> **Problem requirements**
Wherever the word "grid" turns up in a line of the entries, copy that line.

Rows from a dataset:
— begin —

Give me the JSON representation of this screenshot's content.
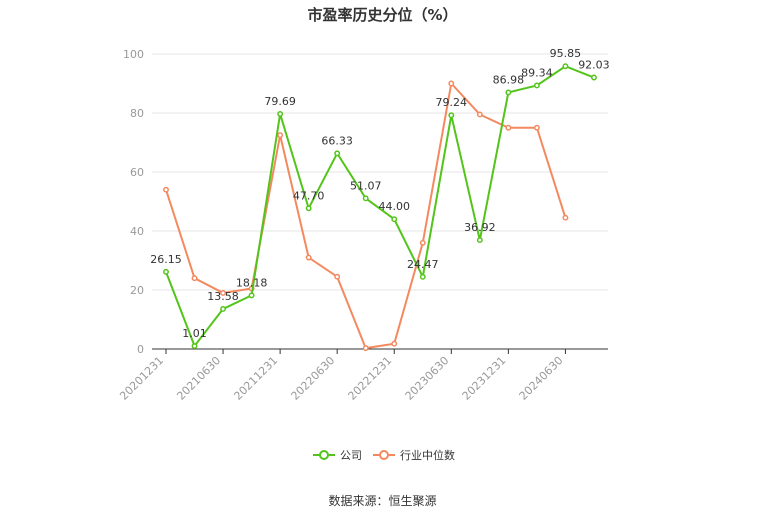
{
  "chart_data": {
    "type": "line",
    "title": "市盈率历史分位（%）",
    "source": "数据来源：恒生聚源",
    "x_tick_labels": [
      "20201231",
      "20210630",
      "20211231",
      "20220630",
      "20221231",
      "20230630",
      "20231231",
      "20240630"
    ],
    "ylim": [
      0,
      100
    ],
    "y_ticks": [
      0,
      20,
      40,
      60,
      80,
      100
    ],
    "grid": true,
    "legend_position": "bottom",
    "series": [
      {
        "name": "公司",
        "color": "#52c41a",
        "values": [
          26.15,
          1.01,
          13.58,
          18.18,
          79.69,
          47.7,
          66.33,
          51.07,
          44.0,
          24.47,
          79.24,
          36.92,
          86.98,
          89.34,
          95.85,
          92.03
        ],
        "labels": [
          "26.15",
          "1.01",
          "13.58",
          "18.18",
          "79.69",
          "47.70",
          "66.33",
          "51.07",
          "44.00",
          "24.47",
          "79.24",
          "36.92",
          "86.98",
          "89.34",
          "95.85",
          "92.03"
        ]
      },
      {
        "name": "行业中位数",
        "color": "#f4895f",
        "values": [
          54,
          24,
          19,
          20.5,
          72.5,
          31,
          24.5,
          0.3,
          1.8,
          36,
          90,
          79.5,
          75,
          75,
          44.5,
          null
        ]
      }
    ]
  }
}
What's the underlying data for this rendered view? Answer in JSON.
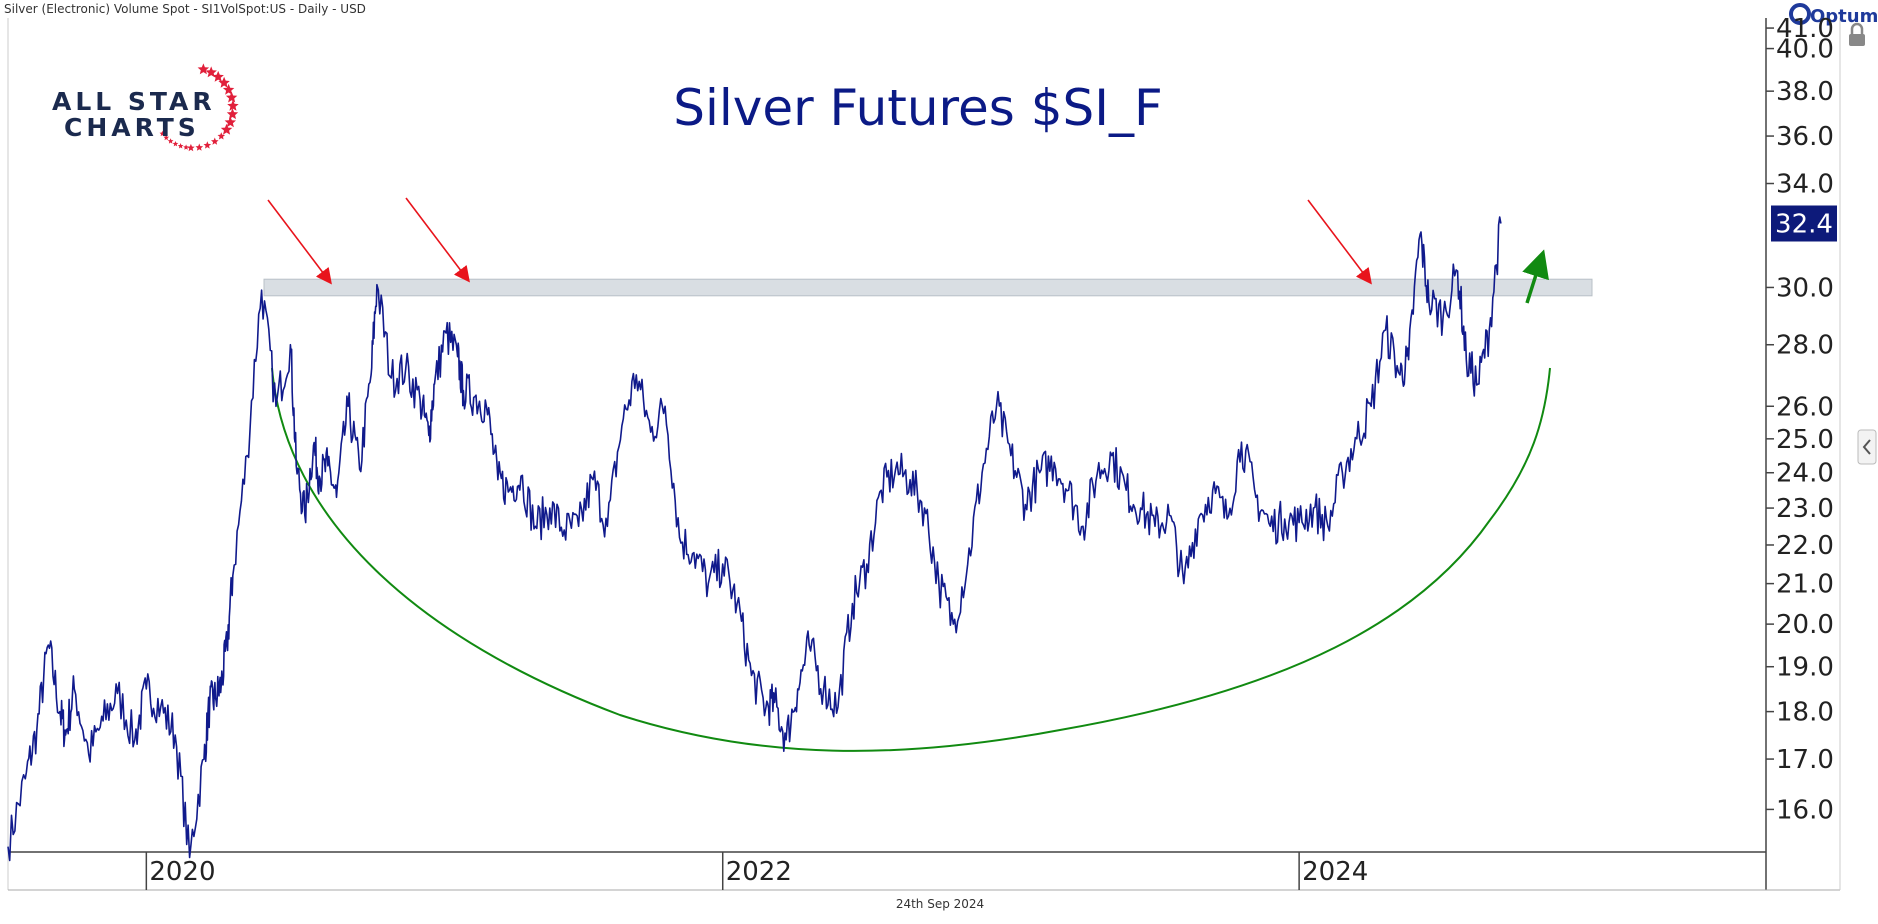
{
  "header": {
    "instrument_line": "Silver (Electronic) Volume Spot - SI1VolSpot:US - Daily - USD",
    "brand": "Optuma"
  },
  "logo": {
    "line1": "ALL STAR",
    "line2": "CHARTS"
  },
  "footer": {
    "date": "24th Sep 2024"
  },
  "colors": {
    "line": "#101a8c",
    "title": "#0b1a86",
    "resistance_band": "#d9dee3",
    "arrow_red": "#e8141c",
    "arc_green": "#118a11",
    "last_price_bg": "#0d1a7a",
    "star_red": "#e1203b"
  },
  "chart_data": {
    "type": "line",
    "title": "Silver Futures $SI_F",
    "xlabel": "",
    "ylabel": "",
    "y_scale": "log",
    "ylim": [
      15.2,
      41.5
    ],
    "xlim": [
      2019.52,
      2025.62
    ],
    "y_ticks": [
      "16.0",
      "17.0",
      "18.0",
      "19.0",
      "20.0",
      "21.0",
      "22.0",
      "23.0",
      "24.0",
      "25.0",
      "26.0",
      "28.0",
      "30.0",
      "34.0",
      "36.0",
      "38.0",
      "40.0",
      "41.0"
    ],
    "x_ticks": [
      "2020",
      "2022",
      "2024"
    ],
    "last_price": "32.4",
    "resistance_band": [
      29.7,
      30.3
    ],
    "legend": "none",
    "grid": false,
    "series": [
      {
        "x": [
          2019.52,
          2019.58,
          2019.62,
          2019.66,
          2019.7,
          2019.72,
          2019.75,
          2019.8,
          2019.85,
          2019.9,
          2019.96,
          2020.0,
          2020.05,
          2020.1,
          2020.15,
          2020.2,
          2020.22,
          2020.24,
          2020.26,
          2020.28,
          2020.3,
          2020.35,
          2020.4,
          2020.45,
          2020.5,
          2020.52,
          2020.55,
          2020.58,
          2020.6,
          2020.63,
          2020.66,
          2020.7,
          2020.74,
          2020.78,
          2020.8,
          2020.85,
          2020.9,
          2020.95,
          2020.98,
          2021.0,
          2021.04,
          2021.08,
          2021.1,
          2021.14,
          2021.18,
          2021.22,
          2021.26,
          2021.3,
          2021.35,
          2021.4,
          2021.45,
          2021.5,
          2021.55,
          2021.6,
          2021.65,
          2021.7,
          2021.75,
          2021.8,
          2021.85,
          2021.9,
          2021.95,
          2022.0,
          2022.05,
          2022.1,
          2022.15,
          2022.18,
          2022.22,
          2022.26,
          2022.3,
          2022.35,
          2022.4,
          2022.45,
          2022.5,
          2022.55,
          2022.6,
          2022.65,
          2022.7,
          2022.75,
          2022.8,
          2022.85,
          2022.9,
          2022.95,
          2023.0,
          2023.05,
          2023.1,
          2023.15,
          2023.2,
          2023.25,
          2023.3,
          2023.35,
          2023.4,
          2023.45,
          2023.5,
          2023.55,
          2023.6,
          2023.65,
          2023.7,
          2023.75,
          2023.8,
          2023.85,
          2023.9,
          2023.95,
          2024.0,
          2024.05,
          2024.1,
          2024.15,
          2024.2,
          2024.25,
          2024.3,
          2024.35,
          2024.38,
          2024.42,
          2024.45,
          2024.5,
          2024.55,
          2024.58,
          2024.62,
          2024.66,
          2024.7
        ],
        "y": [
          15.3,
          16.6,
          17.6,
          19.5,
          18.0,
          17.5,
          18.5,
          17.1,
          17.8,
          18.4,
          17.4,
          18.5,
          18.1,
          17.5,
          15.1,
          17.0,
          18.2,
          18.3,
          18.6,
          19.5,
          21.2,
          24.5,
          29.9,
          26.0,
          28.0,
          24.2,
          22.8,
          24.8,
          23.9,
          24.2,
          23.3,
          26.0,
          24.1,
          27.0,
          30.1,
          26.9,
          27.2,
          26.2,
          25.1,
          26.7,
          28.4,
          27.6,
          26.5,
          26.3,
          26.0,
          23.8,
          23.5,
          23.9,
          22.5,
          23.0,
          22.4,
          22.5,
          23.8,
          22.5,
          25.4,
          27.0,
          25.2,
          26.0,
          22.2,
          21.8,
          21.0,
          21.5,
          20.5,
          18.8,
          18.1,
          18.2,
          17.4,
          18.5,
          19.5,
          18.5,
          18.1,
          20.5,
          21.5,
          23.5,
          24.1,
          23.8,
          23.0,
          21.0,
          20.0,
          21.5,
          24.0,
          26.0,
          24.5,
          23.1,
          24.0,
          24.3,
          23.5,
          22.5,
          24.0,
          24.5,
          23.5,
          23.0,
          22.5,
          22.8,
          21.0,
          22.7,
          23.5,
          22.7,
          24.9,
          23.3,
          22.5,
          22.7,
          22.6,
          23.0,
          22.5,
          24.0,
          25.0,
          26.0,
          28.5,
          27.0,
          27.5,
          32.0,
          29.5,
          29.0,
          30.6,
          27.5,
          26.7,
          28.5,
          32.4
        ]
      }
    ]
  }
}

— end —
— begin —

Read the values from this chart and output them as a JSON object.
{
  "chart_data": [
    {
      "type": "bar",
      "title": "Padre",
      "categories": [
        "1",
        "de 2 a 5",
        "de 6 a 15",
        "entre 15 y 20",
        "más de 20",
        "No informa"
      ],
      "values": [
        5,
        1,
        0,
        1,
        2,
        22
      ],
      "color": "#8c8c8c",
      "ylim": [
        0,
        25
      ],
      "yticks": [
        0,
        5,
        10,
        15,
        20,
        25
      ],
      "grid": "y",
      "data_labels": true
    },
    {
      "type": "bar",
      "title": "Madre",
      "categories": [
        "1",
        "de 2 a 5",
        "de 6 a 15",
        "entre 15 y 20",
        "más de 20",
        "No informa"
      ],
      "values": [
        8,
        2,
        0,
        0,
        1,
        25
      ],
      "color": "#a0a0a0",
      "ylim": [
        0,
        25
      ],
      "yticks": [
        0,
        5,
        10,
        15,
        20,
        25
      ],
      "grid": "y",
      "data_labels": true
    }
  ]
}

— end —
— begin —

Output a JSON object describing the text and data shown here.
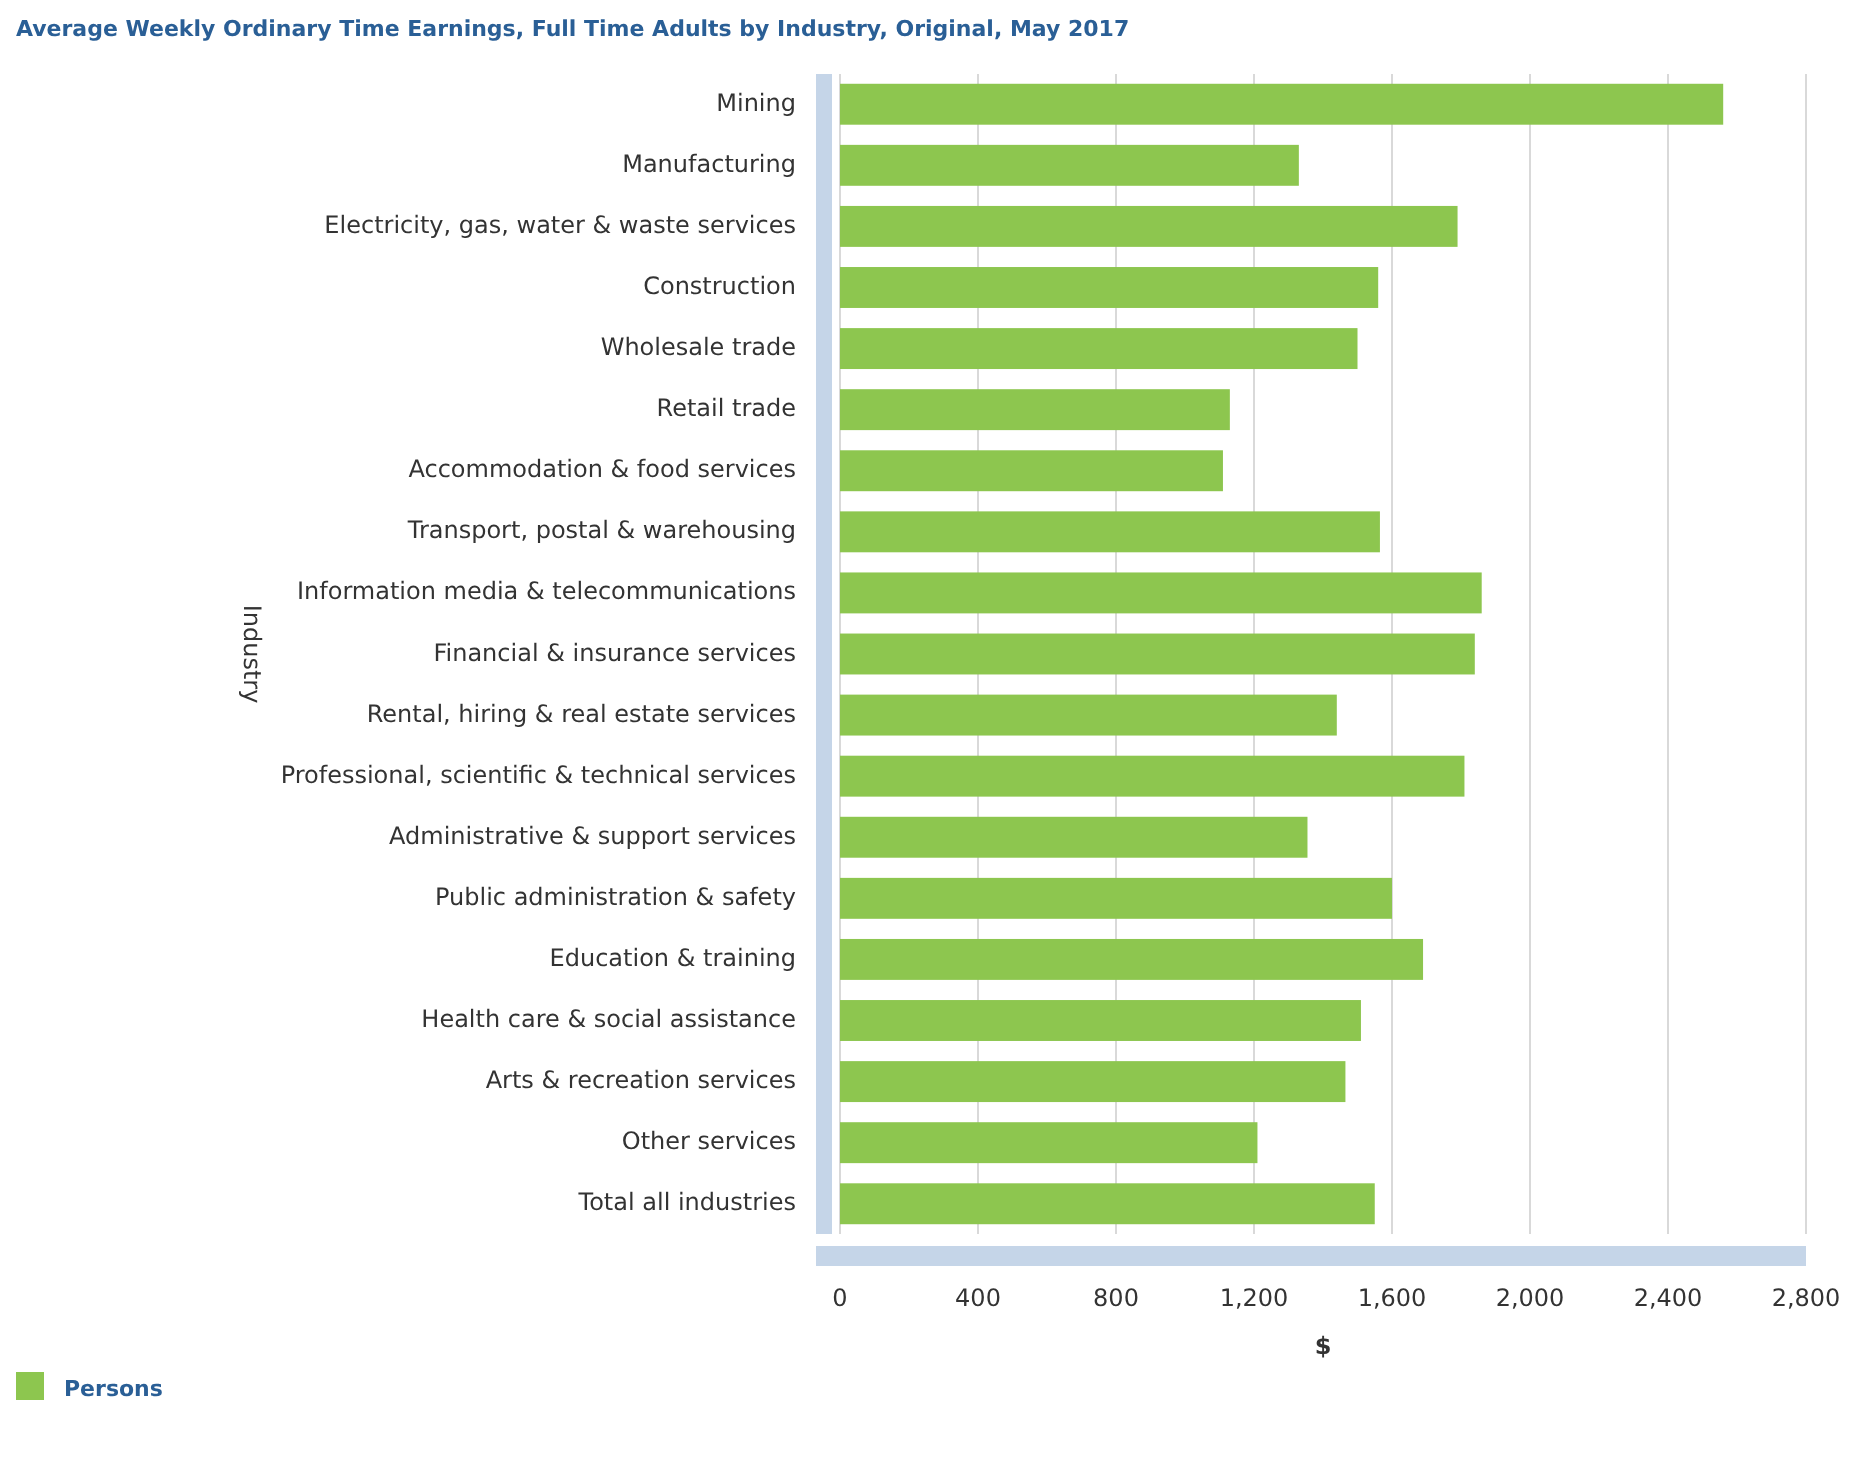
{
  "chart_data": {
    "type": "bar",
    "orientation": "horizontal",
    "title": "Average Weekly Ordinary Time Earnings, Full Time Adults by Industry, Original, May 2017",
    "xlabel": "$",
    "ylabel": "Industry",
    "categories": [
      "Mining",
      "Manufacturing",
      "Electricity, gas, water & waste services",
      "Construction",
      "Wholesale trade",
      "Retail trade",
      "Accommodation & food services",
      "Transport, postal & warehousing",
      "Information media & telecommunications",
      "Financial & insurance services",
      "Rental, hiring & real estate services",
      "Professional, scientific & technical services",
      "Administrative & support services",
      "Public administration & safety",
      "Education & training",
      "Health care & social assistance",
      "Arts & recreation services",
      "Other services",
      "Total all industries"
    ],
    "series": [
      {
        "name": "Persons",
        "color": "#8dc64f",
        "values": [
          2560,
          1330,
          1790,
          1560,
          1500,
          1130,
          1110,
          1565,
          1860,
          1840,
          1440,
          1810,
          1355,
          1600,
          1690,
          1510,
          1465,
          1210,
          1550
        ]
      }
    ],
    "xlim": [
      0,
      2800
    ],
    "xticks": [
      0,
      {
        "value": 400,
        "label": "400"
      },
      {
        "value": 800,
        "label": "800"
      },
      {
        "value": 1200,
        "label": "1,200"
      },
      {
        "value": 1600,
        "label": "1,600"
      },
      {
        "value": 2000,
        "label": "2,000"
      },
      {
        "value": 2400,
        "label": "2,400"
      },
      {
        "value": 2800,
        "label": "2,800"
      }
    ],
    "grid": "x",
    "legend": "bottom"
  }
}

— end —

> **Response below**
    "grid": true,
    "grid": false,
      "grid": "y",
      "grid": "y",
    "grid": "x",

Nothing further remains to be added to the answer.